(Short task 1):
Can you condense the paragraph in the Beagle 2 updates that begins "The Mars Odyssey orbiter cruised over" into one sentence, keeping its main facts?
(Short task 2):
Can you reproduce, word for word, the part of the Beagle 2 updates that opens with the words containing "TUESDAY, DECEMBER 30, 2003" and closes with "p.m. EST Sun.)"?

In the planned communications session with an orbiting spacecraft, Beagle switches into "listening" mode for 80 minutes. During the pass over the landing site Mars Odyssey sends out a series of 'hails' which, if picked up by Beagle, will enable the lander's receiver to lock onto the signal from the orbiter and activates the lander's transmitter and communications can proceed.
"Scientists took the opportunity this morning to upload another command to Beagle 2 to try to reset its internal clock," the Beagle 2 project announced. "This time, however, the instructions were embedded in the 'hail' command. This is designed to initiate the contact sequence with Beagle 2 and doesn't require a response from the lander to confirm the data have been received.
"No initial result was achieved during this pass of Odyssey but it is hoped that the command may bring success in a future communication slot."
The next opportunity for retrieval of a signal from Beagle 2 will be with Mars Express in early January. Officials said the specific date and time of the next attempt is still being assessed.
TUESDAY, DECEMBER 30, 2003
Another Odyssey opportunity begins at 0904 GMT (4:04 a.m. EST) Wednesday. Officials say the results of this try will be available after 1400 GMT (9 a.m. EST).
2035 GMT (3:35 p.m. EST)
1505 GMT (10:05 a.m. EST)
1035 GMT (5:35 a.m. EST)
The next opportunity will begin at 2020 GMT (3:20 p.m. EST) today.
MONDAY, DECEMBER 29, 2003
0145 GMT (8:45 p.m. EST Sun.)
SUNDAY, DECEMBER 28, 2003
1900 GMT (2:00 p.m. EST)
To date, all Odyssey, Jodrell Bank and Stanford University shots at finding the lander have been unsuccessful.
0115 GMT (8:15 p.m. EST Sat.)
SATURDAY, DECEMBER 27, 2003
2300 GMT (6:00 p.m. EST)
Meanwhile, the next Mars Odyssey opportunity to capture transmissions from the lander will occur at 1857 GMT (1:57 p.m. EST) Sunday.
1050 GMT (5:50 a.m. EST)
0857 GMT (3:57 a.m. EST)
The Mars Odyssey orbiter cruised over the targeted landing site a little while ago, providing the latest chance to hear Beagle and relay the signal to Earth. But for the third time since Christmas morning, Odyssey heard nothing from the Martian surface.
0050 GMT (7:50 p.m. EST Fri.)

(Data excerpts):
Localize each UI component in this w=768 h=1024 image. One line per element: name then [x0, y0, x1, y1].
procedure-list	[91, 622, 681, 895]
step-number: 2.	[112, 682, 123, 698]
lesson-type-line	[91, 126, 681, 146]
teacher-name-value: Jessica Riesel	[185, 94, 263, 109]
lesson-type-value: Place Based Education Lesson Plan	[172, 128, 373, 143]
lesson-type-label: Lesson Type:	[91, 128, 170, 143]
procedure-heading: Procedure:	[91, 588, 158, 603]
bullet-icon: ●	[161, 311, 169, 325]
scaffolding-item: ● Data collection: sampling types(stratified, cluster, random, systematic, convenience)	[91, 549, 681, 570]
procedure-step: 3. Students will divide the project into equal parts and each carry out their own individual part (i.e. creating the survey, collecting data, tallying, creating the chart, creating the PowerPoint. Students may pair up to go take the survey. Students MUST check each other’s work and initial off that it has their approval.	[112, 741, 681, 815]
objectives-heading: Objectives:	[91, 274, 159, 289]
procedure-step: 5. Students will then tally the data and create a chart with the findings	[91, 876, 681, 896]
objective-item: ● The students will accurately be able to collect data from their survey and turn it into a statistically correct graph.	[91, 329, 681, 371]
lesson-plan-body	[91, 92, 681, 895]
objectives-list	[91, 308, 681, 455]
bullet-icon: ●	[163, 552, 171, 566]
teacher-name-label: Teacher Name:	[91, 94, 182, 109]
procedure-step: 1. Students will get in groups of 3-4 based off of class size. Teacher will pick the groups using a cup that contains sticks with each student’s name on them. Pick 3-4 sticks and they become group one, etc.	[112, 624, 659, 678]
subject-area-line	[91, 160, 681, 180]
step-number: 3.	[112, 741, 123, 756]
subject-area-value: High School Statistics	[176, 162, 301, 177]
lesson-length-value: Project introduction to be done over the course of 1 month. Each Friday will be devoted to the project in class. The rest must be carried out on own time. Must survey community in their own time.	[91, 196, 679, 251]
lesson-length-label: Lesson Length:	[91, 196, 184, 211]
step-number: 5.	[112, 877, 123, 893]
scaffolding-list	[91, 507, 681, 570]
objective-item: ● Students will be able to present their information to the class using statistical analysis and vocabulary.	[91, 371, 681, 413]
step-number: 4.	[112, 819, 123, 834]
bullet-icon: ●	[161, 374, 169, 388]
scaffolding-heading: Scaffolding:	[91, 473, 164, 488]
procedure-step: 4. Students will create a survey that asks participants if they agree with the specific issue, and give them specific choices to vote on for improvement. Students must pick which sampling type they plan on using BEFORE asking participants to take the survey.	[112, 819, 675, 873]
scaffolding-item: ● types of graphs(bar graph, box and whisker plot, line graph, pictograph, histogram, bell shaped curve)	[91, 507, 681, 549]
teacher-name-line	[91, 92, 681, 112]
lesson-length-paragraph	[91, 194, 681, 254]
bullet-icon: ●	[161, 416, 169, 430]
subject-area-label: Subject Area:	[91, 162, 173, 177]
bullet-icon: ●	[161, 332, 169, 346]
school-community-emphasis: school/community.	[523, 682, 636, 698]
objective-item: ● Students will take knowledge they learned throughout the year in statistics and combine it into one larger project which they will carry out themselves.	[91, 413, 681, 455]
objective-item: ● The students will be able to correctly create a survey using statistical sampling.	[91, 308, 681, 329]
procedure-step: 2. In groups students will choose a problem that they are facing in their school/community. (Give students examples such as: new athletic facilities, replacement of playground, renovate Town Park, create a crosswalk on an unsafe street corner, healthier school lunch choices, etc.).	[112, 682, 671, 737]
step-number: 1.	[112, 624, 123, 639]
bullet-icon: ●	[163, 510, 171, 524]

(Task answer 1):
Odyssey recently passed over the targeted landing site, offering another chance to hear Beagle and relay its signal to Earth, but for the third time since Christmas morning it heard nothing from the Martian surface.

(Task answer 2):
TUESDAY, DECEMBER 30, 2003
Another Odyssey opportunity begins at 0904 GMT (4:04 a.m. EST) Wednesday. Officials say the results of this try will be available after 1400 GMT (9 a.m. EST).
2035 GMT (3:35 p.m. EST)
1505 GMT (10:05 a.m. EST)
1035 GMT (5:35 a.m. EST)
The next opportunity will begin at 2020 GMT (3:20 p.m. EST) today.
MONDAY, DECEMBER 29, 2003
0145 GMT (8:45 p.m. EST Sun.)